■ Stored records ■
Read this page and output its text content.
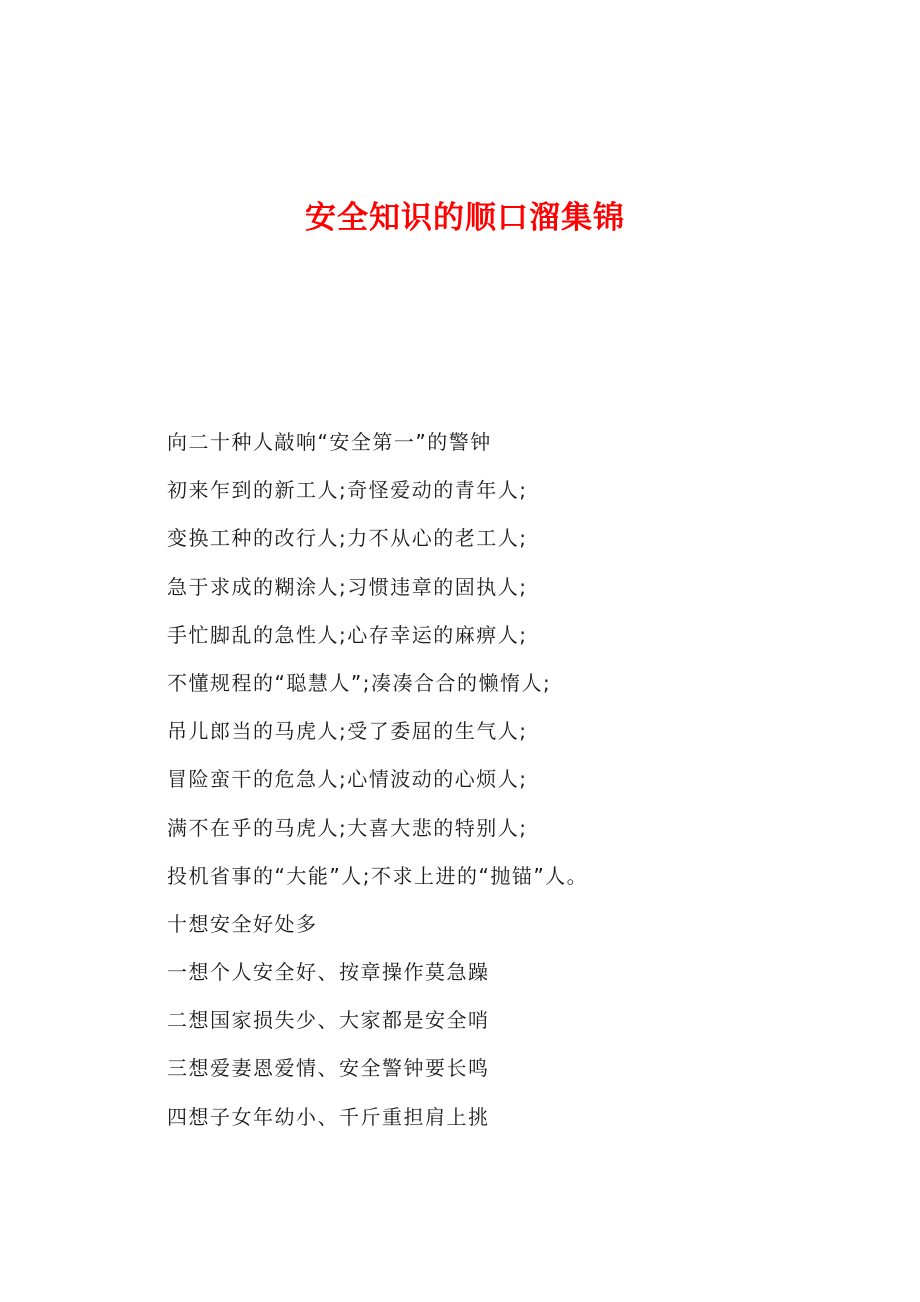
安全知识的顺口溜集锦
向二十种人敲响“安全第一”的警钟
初来乍到的新工人;奇怪爱动的青年人;
变换工种的改行人;力不从心的老工人;
急于求成的糊涂人;习惯违章的固执人;
手忙脚乱的急性人;心存幸运的麻痹人;
不懂规程的“聪慧人”;凑凑合合的懒惰人;
吊儿郎当的马虎人;受了委屈的生气人;
冒险蛮干的危急人;心情波动的心烦人;
满不在乎的马虎人;大喜大悲的特别人;
投机省事的“大能”人;不求上进的“抛锚”人。
十想安全好处多
一想个人安全好、按章操作莫急躁
二想国家损失少、大家都是安全哨
三想爱妻恩爱情、安全警钟要长鸣
四想子女年幼小、千斤重担肩上挑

■ REQUIREMENT ■
Reproduce the whole listing word for word, setting aside any pictures.

■ TASK ANSWER ■
Read this page and output its text content.
安全知识的顺口溜集锦
向二十种人敲响“安全第一”的警钟
初来乍到的新工人;奇怪爱动的青年人;
变换工种的改行人;力不从心的老工人;
急于求成的糊涂人;习惯违章的固执人;
手忙脚乱的急性人;心存幸运的麻痹人;
不懂规程的“聪慧人”;凑凑合合的懒惰人;
吊儿郎当的马虎人;受了委屈的生气人;
冒险蛮干的危急人;心情波动的心烦人;
满不在乎的马虎人;大喜大悲的特别人;
投机省事的“大能”人;不求上进的“抛锚”人。
十想安全好处多
一想个人安全好、按章操作莫急躁
二想国家损失少、大家都是安全哨
三想爱妻恩爱情、安全警钟要长鸣
四想子女年幼小、千斤重担肩上挑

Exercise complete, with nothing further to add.